**OBJECTIVE:**
Copy each line that contains the string "процессов".

**TASK INPUTS:**
-----

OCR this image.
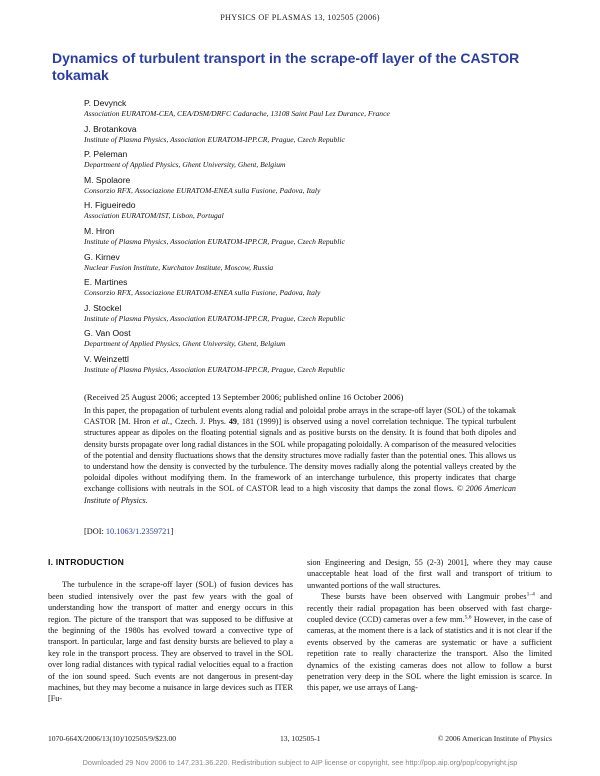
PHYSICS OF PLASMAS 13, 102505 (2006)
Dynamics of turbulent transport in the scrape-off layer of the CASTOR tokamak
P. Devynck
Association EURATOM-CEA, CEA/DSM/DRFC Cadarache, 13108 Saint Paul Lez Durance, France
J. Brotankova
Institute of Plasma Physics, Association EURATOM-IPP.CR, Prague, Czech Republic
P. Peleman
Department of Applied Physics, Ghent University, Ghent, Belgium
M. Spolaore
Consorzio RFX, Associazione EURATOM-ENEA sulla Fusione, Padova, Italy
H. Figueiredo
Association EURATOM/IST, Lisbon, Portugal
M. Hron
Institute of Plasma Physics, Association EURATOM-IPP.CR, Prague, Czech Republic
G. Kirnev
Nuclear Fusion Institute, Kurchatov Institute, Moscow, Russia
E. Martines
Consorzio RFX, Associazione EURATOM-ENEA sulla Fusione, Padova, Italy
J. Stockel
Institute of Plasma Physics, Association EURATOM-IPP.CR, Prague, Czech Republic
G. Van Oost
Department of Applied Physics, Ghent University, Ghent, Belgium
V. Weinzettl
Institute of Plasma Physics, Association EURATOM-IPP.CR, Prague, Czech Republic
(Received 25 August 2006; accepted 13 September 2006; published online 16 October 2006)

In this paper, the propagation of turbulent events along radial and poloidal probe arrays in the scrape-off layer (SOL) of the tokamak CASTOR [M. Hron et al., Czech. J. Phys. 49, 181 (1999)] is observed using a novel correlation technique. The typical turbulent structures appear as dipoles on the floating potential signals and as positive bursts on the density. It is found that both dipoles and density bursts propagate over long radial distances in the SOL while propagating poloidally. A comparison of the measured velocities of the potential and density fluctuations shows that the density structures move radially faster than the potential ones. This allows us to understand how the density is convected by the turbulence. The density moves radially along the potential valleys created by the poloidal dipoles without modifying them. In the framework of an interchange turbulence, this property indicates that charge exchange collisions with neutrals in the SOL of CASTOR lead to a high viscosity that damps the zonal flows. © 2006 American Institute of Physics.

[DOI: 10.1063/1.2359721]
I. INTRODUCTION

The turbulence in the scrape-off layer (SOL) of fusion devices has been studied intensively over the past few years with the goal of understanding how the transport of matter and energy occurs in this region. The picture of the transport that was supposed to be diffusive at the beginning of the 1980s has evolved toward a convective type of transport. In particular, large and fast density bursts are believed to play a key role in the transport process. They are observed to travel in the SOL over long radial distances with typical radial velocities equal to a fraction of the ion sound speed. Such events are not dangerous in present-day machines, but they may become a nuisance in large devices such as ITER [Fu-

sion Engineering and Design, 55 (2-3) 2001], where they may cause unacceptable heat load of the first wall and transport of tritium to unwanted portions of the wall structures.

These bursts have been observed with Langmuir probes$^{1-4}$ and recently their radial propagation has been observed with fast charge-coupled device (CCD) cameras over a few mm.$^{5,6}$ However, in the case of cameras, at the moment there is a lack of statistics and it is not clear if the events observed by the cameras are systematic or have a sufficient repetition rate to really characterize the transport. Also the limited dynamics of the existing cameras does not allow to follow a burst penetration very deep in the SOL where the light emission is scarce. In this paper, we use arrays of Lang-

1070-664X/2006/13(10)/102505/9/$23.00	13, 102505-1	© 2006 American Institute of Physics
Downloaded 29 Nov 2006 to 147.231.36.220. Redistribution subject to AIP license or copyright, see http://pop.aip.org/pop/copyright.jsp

-----

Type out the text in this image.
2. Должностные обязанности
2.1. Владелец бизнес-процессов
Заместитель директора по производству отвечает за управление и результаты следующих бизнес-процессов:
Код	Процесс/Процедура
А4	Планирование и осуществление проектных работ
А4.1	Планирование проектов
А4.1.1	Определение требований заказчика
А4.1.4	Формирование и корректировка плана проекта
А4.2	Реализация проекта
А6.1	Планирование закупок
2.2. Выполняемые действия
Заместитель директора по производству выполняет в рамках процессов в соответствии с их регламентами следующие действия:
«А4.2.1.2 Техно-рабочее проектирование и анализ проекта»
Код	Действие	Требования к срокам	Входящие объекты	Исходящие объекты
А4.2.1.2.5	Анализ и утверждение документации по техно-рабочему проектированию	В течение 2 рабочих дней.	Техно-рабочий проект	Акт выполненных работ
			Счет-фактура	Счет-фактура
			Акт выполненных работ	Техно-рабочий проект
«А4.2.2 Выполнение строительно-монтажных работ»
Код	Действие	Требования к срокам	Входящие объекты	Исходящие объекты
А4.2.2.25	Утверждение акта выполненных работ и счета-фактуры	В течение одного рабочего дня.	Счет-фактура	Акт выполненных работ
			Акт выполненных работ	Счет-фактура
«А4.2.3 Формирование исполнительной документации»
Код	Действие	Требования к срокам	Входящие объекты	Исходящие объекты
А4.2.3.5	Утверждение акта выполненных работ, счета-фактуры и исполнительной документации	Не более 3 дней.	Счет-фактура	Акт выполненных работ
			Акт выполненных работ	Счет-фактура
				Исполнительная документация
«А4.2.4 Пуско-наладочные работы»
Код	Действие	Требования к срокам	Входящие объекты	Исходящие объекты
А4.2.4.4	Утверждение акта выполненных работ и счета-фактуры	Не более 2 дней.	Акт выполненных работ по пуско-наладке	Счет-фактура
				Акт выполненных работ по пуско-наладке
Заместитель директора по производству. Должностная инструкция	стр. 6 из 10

-----

**EXERCISE SOLUTION:**
2.1. Владелец бизнес-процессов
Заместитель директора по производству отвечает за управление и результаты следующих бизнес-процессов:
Заместитель директора по производству выполняет в рамках процессов в соответствии с их регламентами следующие действия:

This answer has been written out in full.